** To do **
Filter out everything except lines holding "Records".

** Input data **
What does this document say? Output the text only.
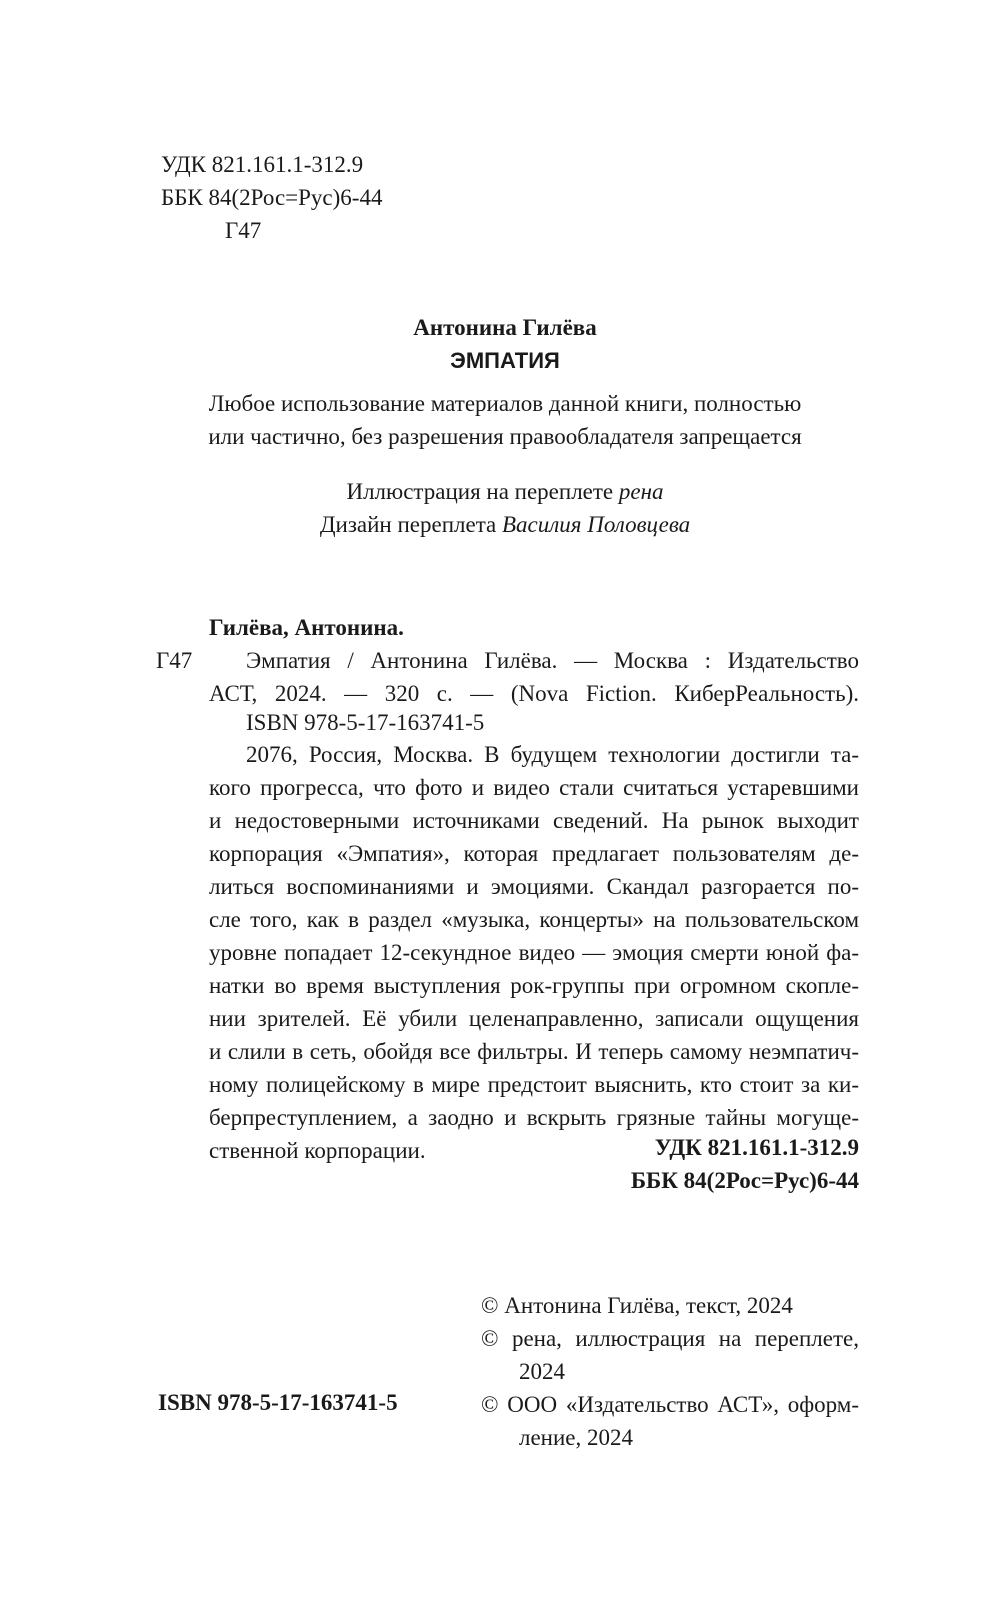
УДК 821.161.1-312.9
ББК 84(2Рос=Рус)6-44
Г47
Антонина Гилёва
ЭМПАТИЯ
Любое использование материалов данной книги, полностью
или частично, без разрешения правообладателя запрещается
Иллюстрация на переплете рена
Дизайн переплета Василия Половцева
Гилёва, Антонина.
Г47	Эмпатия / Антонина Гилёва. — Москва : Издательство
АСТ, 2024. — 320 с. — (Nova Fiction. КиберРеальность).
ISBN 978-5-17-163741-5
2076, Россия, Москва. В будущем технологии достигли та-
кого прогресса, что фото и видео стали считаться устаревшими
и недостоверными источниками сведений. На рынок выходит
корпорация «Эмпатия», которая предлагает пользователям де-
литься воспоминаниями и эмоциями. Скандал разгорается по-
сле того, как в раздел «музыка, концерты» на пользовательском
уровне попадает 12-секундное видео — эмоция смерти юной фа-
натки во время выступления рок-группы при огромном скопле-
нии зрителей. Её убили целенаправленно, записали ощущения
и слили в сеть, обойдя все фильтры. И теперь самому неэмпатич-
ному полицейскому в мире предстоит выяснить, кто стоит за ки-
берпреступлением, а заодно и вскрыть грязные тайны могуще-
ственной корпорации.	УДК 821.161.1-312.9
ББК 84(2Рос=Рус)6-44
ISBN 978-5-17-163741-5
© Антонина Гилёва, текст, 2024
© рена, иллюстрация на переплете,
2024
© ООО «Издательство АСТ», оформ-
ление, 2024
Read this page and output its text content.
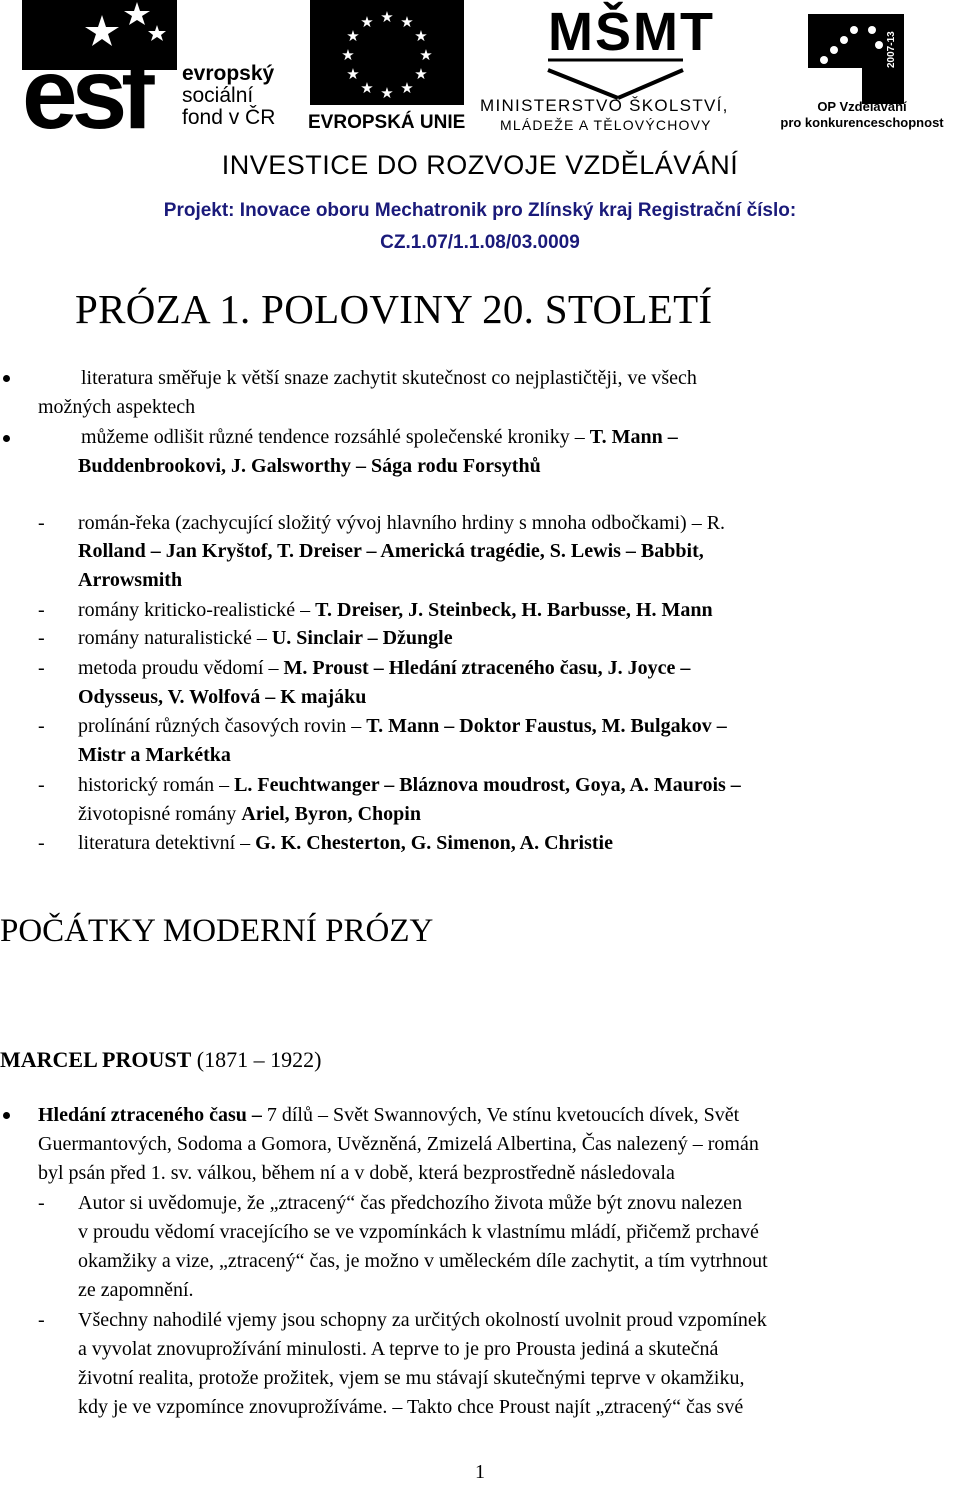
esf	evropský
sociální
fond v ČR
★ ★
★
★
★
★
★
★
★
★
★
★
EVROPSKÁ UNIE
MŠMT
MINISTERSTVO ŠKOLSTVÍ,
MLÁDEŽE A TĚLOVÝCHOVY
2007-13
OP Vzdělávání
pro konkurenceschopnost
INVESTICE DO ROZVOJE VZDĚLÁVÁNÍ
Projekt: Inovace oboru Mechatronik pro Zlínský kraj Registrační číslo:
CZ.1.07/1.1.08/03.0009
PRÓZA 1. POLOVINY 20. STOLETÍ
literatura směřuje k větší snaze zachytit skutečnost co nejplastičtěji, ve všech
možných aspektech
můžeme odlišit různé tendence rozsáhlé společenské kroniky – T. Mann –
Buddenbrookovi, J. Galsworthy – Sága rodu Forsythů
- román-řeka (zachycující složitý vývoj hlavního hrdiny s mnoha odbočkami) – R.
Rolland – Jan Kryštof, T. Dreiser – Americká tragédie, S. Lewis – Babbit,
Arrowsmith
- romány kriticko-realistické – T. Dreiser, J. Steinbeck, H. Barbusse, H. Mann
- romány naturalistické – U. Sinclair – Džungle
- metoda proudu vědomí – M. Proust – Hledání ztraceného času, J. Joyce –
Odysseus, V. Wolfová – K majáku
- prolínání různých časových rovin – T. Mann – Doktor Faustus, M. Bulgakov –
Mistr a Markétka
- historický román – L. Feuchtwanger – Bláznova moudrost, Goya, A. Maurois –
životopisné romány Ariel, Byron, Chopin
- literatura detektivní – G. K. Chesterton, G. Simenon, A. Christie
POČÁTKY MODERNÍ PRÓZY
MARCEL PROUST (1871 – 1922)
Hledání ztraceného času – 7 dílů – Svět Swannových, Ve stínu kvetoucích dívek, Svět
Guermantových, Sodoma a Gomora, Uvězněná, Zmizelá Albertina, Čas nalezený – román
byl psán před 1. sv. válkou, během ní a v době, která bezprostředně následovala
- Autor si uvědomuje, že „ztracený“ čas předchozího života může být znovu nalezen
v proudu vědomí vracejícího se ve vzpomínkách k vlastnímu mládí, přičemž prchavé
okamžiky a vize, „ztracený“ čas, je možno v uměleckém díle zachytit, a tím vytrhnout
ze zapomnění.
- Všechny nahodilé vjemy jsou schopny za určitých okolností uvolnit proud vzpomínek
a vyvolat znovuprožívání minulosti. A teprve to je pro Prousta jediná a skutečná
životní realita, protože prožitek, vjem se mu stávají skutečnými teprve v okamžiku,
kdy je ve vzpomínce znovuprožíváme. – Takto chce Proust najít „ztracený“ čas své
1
* * *
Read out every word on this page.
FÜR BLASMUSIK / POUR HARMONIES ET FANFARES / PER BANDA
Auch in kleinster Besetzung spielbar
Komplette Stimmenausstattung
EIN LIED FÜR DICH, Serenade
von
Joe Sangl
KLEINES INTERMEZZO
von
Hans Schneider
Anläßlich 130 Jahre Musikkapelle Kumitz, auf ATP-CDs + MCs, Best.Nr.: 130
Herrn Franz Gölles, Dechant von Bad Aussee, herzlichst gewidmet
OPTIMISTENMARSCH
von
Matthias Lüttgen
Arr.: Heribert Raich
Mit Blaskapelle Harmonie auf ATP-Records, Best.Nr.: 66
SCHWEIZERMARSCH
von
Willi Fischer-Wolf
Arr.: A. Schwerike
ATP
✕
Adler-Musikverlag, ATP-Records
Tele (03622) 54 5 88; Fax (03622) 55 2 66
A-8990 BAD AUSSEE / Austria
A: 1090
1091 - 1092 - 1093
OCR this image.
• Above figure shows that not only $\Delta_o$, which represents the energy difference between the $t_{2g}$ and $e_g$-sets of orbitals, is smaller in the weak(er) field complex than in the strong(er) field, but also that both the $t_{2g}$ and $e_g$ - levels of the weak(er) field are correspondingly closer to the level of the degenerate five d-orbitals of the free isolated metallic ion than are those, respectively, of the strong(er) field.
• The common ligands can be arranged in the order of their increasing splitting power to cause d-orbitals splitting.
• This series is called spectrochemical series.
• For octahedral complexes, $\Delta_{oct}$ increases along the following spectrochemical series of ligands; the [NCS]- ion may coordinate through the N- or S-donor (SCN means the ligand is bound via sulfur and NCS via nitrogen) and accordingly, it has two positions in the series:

** Complete response **
Mit Blaskapelle Harmonie auf ATP-Records, Best.Nr.: 66
Adler-Musikverlag, ATP-Records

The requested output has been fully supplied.